Dataset excerpts
______________________________
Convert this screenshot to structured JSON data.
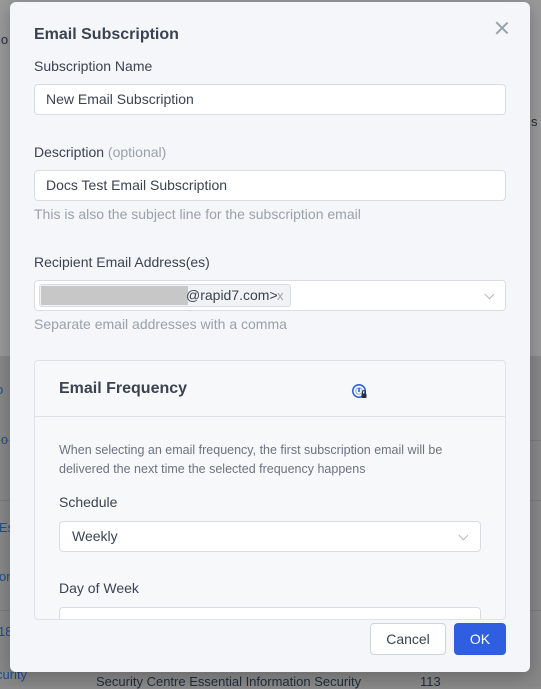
{
  "background": {
    "left_fragments": [
      "io",
      "o",
      "lo",
      "Es",
      "on",
      "18",
      "curity"
    ],
    "right_fragment": "s",
    "bottom_row": {
      "name": "Security Centre Essential Information Security",
      "count": "113"
    }
  },
  "modal": {
    "title": "Email Subscription",
    "close_icon": "close-icon",
    "subscription_name": {
      "label": "Subscription Name",
      "value": "New Email Subscription"
    },
    "description": {
      "label": "Description",
      "optional": "(optional)",
      "value": "Docs Test Email Subscription",
      "help": "This is also the subject line for the subscription email"
    },
    "recipients": {
      "label": "Recipient Email Address(es)",
      "tag_text": "@rapid7.com>",
      "tag_remove": "x",
      "help": "Separate email addresses with a comma"
    },
    "frequency": {
      "title": "Email Frequency",
      "info_icon": "info-icon",
      "description": "When selecting an email frequency, the first subscription email will be delivered the next time the selected frequency happens",
      "schedule": {
        "label": "Schedule",
        "value": "Weekly"
      },
      "day_of_week": {
        "label": "Day of Week",
        "value": ""
      }
    },
    "buttons": {
      "cancel": "Cancel",
      "ok": "OK"
    }
  },
  "colors": {
    "primary": "#2f5fe0",
    "modal_bg": "#f4f6f9",
    "text": "#3b4350",
    "muted": "#9aa1ab"
  }
}
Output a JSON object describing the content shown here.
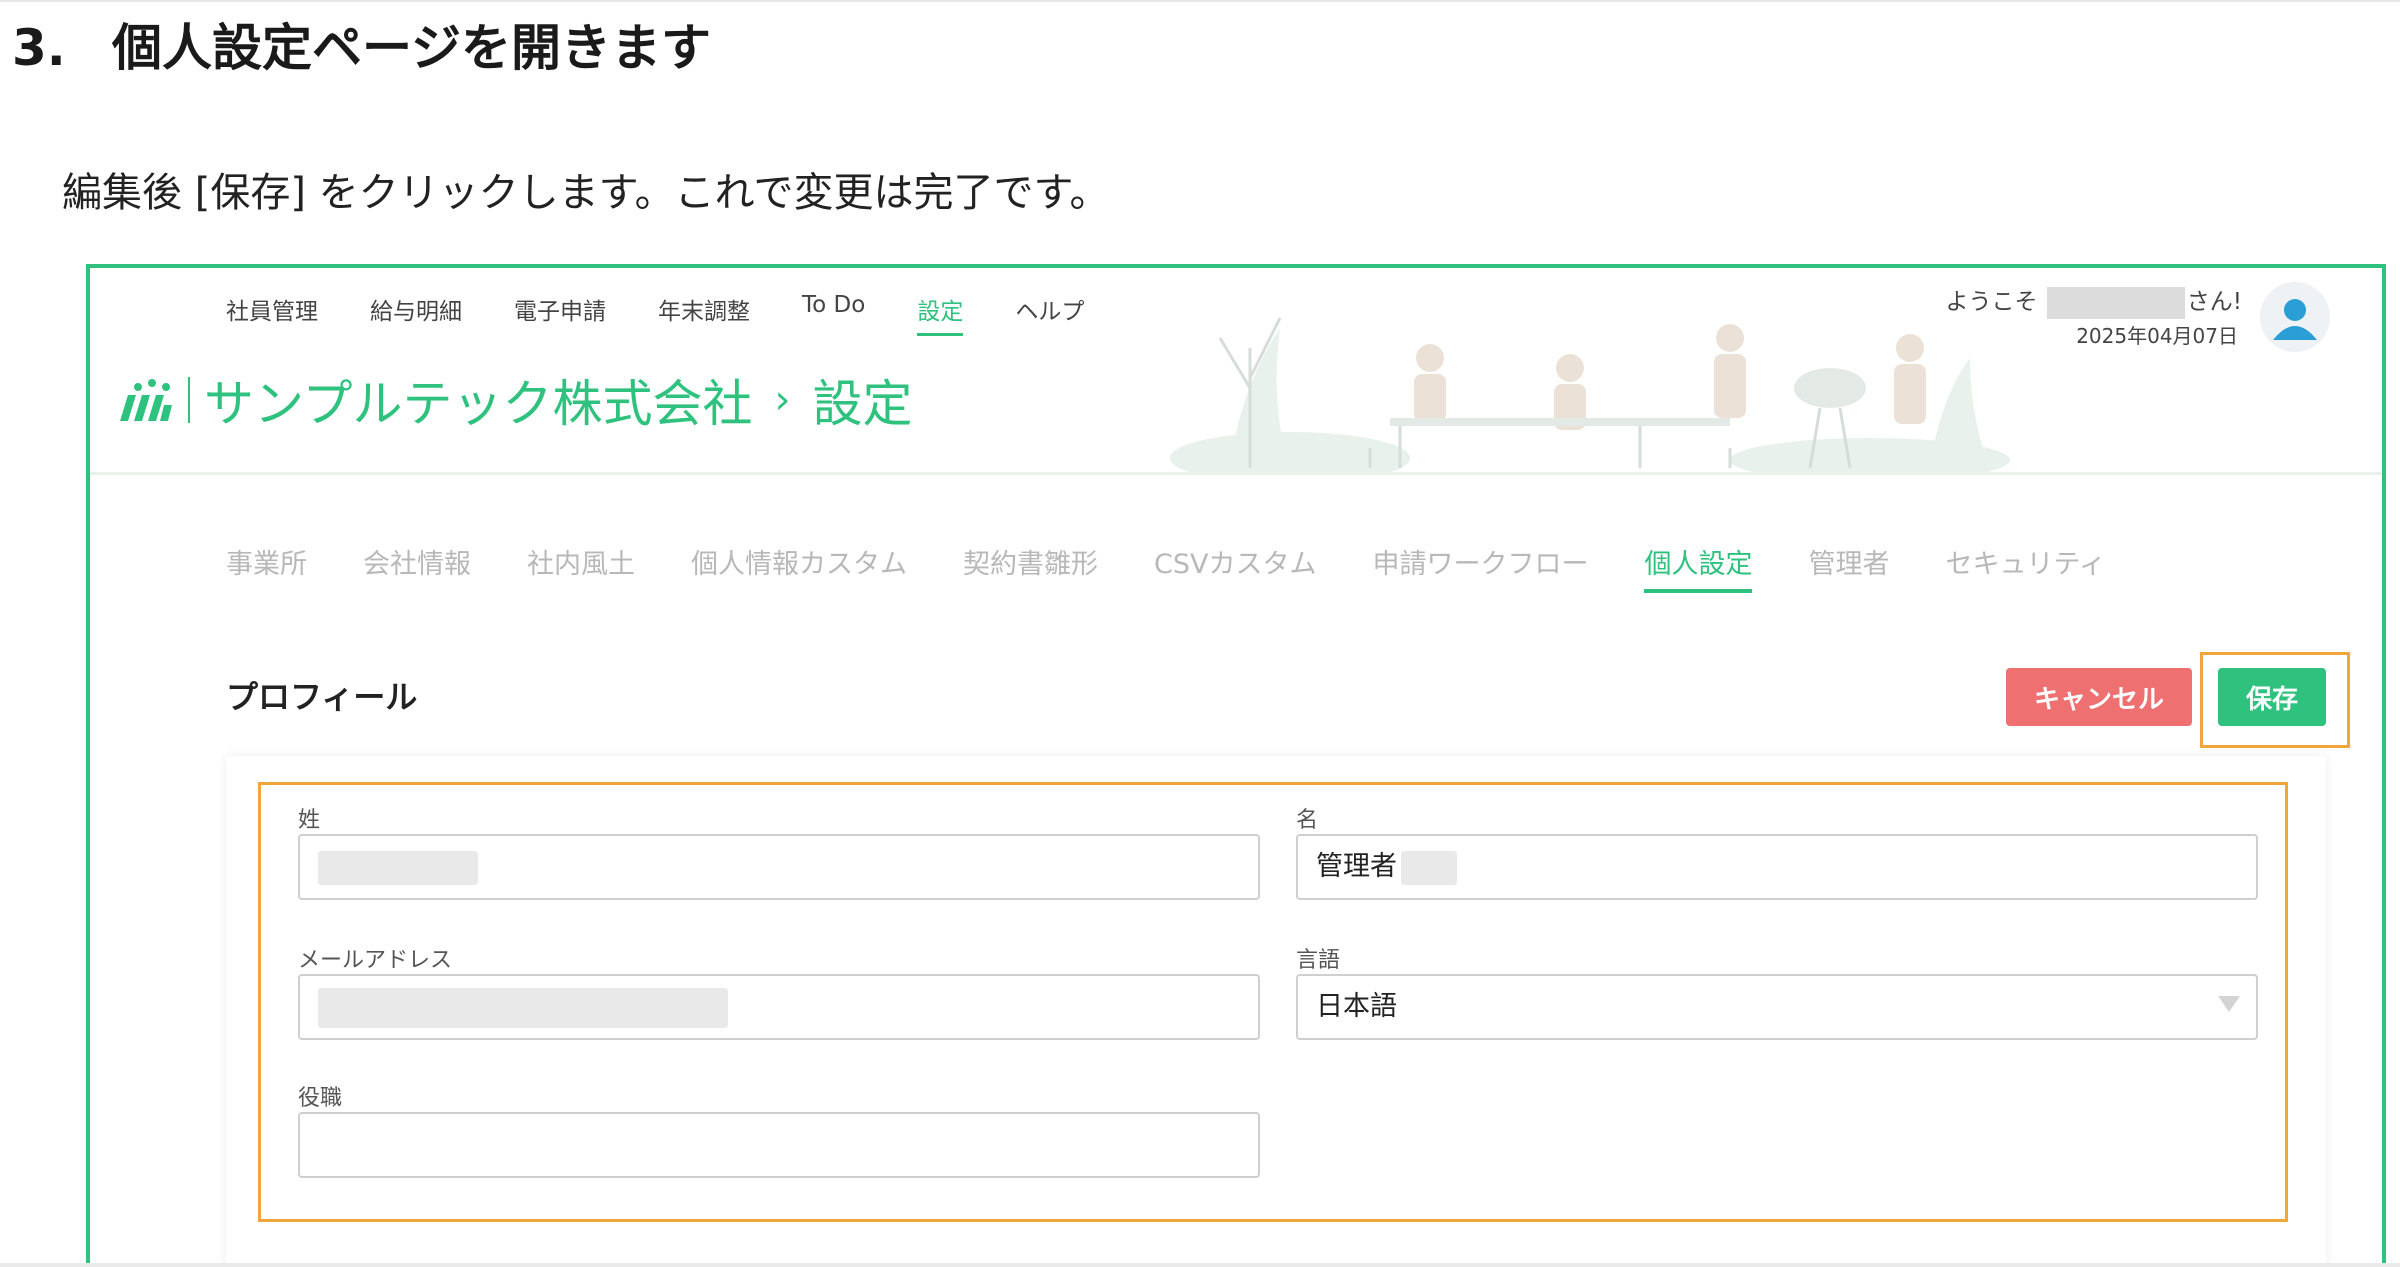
{
  "doc": {
    "step_number": "3.",
    "step_title": "個人設定ページを開きます",
    "instruction": "編集後 [保存] をクリックします。これで変更は完了です。"
  },
  "app": {
    "nav": [
      "社員管理",
      "給与明細",
      "電子申請",
      "年末調整",
      "To Do",
      "設定",
      "ヘルプ"
    ],
    "nav_active": "設定",
    "company": "サンプルテック株式会社",
    "breadcrumb_sep": "›",
    "page": "設定",
    "welcome_prefix": "ようこそ",
    "welcome_suffix": "さん!",
    "date": "2025年04月07日",
    "subtabs": [
      "事業所",
      "会社情報",
      "社内風土",
      "個人情報カスタム",
      "契約書雛形",
      "CSVカスタム",
      "申請ワークフロー",
      "個人設定",
      "管理者",
      "セキュリティ"
    ],
    "subtab_active": "個人設定",
    "section_title": "プロフィール",
    "cancel_label": "キャンセル",
    "save_label": "保存",
    "form": {
      "last_name_label": "姓",
      "first_name_label": "名",
      "first_name_value": "管理者",
      "email_label": "メールアドレス",
      "language_label": "言語",
      "language_value": "日本語",
      "role_label": "役職",
      "role_value": ""
    }
  },
  "colors": {
    "accent": "#2ec27e",
    "cancel": "#ee7070",
    "highlight": "#f0a63c"
  }
}
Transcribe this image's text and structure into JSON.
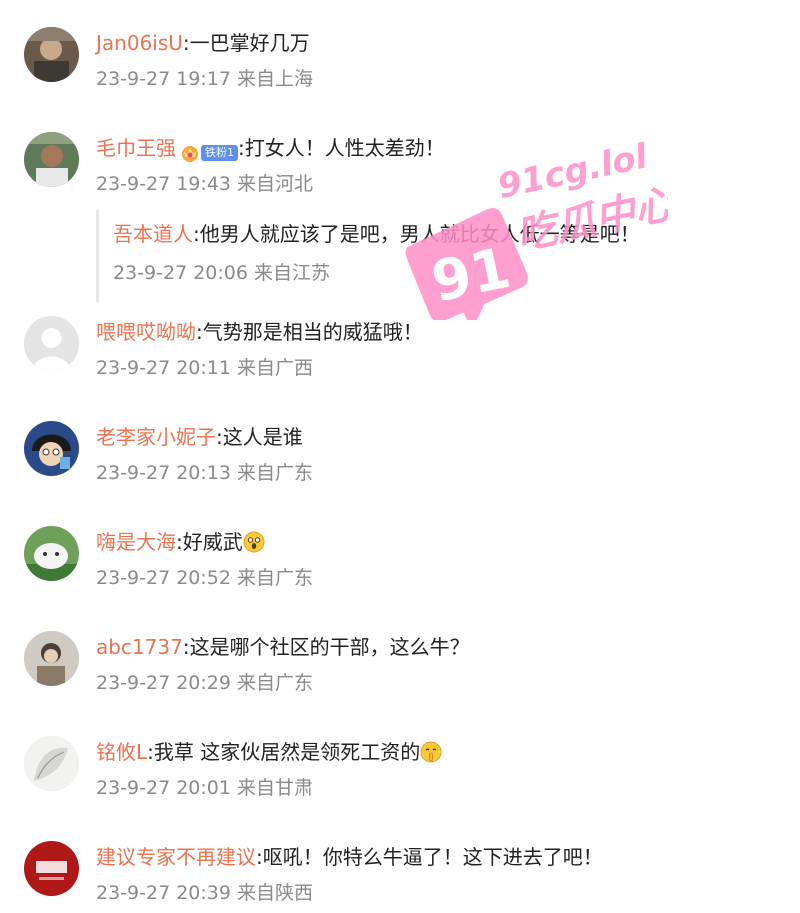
{
  "comments": [
    {
      "user": "Jan06isU",
      "text": "一巴掌好几万",
      "time": "23-9-27 19:17",
      "loc": "来自上海"
    },
    {
      "user": "毛巾王强",
      "badge": "铁粉1",
      "text": "打女人！人性太差劲！",
      "time": "23-9-27 19:43",
      "loc": "来自河北",
      "reply": {
        "user": "吾本道人",
        "text": "他男人就应该了是吧，男人就比女人低一等是吧！",
        "time": "23-9-27 20:06",
        "loc": "来自江苏"
      }
    },
    {
      "user": "喂喂哎呦呦",
      "text": "气势那是相当的威猛哦！",
      "time": "23-9-27 20:11",
      "loc": "来自广西"
    },
    {
      "user": "老李家小妮子",
      "text": "这人是谁",
      "time": "23-9-27 20:13",
      "loc": "来自广东"
    },
    {
      "user": "嗨是大海",
      "text": "好威武",
      "emoji": "shocked-face",
      "time": "23-9-27 20:52",
      "loc": "来自广东"
    },
    {
      "user": "abc1737",
      "text": "这是哪个社区的干部，这么牛？",
      "time": "23-9-27 20:29",
      "loc": "来自广东"
    },
    {
      "user": "铭攸L",
      "text": "我草 这家伙居然是领死工资的",
      "emoji": "shushing-face",
      "time": "23-9-27 20:01",
      "loc": "来自甘肃"
    },
    {
      "user": "建议专家不再建议",
      "text": "呕吼！你特么牛逼了！这下进去了吧！",
      "time": "23-9-27 20:39",
      "loc": "来自陕西"
    }
  ],
  "watermark": {
    "site": "91cg.lol",
    "name": "吃瓜中心",
    "logo": "91",
    "color": "#ff8fc7"
  },
  "colors": {
    "username": "#eb7350",
    "meta": "#8a8a8a",
    "text": "#222222",
    "badge": "#5b8ff0"
  }
}
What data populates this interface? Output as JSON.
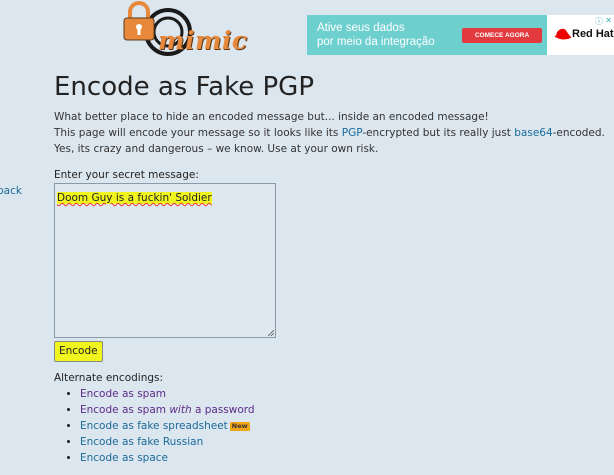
{
  "logo": {
    "text": "mimic",
    "icon": "padlock-logo-icon"
  },
  "ad": {
    "line1": "Ative seus dados",
    "line2": "por meio da integração",
    "button": "COMECE AGORA",
    "brand": "Red Hat",
    "info_icon": "info-icon",
    "close_icon": "close-icon"
  },
  "page": {
    "title": "Encode as Fake PGP",
    "intro1": "What better place to hide an encoded message but... inside an encoded message!",
    "intro2_a": "This page will encode your message so it looks like its ",
    "intro2_link1": "PGP",
    "intro2_b": "-encrypted but its really just ",
    "intro2_link2": "base64",
    "intro2_c": "-encoded.",
    "intro3": "Yes, its crazy and dangerous – we know. Use at your own risk.",
    "back": "back"
  },
  "form": {
    "label": "Enter your secret message:",
    "message": "Doom Guy is a fuckin' Soldier",
    "encode_button": "Encode"
  },
  "alternates": {
    "label": "Alternate encodings:",
    "items": [
      {
        "text": "Encode as spam"
      },
      {
        "pre": "Encode as spam ",
        "em": "with",
        "post": " a password"
      },
      {
        "text": "Encode as fake spreadsheet",
        "badge": "New"
      },
      {
        "text": "Encode as fake Russian"
      },
      {
        "text": "Encode as space"
      }
    ]
  },
  "colors": {
    "background": "#dce6ee",
    "highlight": "#f1f51e",
    "link_blue": "#1a6a9a",
    "link_purple": "#5b2b8a",
    "logo_orange": "#e8883a"
  }
}
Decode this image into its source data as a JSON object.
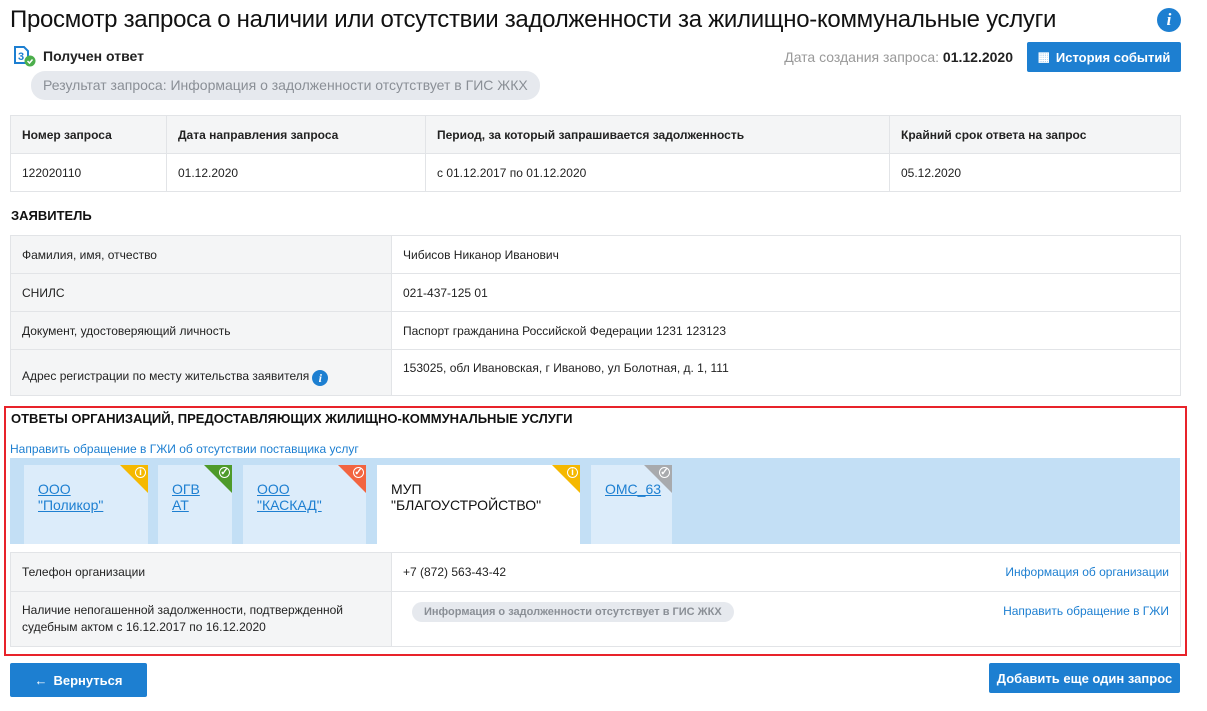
{
  "title": "Просмотр запроса о наличии или отсутствии задолженности за жилищно-коммунальные услуги",
  "status": "Получен ответ",
  "result": "Результат запроса: Информация о задолженности отсутствует в ГИС ЖКХ",
  "created_label": "Дата создания запроса:",
  "created_value": "01.12.2020",
  "history_button": "История событий",
  "request_table": {
    "headers": [
      "Номер запроса",
      "Дата направления запроса",
      "Период, за который запрашивается задолженность",
      "Крайний срок ответа на запрос"
    ],
    "row": [
      "122020110",
      "01.12.2020",
      "с 01.12.2017 по 01.12.2020",
      "05.12.2020"
    ]
  },
  "applicant": {
    "title": "ЗАЯВИТЕЛЬ",
    "rows": [
      [
        "Фамилия, имя, отчество",
        "Чибисов Никанор Иванович"
      ],
      [
        "СНИЛС",
        "021-437-125 01"
      ],
      [
        "Документ, удостоверяющий личность",
        "Паспорт гражданина Российской Федерации 1231 123123"
      ],
      [
        "Адрес регистрации по месту жительства заявителя",
        "153025, обл Ивановская, г Иваново, ул Болотная, д. 1, 111"
      ]
    ]
  },
  "orgs": {
    "title": "ОТВЕТЫ ОРГАНИЗАЦИЙ, ПРЕДОСТАВЛЯЮЩИХ ЖИЛИЩНО-КОММУНАЛЬНЫЕ УСЛУГИ",
    "gji_link": "Направить обращение в ГЖИ об отсутствии поставщика услуг",
    "tabs": [
      {
        "label": "ООО \"Поликор\"",
        "color": "#f5b800",
        "icon": "info"
      },
      {
        "label": "ОГВ АТ",
        "color": "#4e9a2a",
        "icon": "check"
      },
      {
        "label": "ООО \"КАСКАД\"",
        "color": "#f26440",
        "icon": "check"
      },
      {
        "label": "МУП \"БЛАГОУСТРОЙСТВО\"",
        "color": "#f5b800",
        "icon": "info"
      },
      {
        "label": "ОМС_63",
        "color": "#a8aaad",
        "icon": "check"
      }
    ],
    "phone_label": "Телефон организации",
    "phone": "+7 (872) 563-43-42",
    "org_info_link": "Информация об организации",
    "debt_label": "Наличие непогашенной задолженности, подтвержденной судебным актом с 16.12.2017 по 16.12.2020",
    "debt_value": "Информация о задолженности отсутствует в ГИС ЖКХ",
    "gji_link2": "Направить обращение в ГЖИ"
  },
  "back_button": "Вернуться",
  "add_button": "Добавить еще один запрос"
}
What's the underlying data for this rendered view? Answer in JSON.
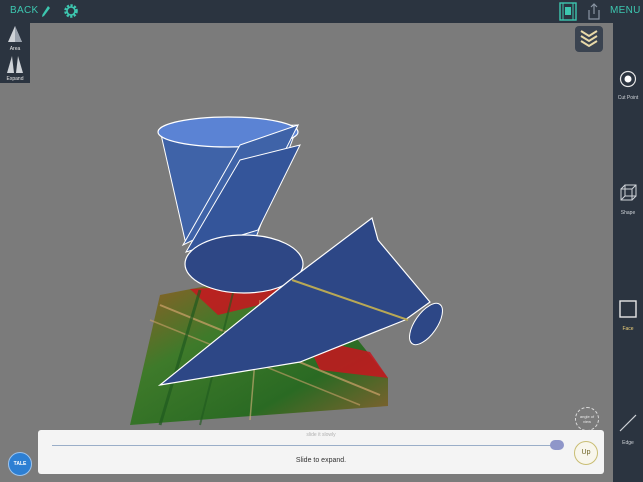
______________________________
> [The task]: Pick out, from the lines above, every one that contains the string "обращение".

> [Worked solution]:
    "gji_link": "Направить обращение в ГЖИ об отсутствии поставщика услуг",
    "gji_link2": "Направить обращение в ГЖИ"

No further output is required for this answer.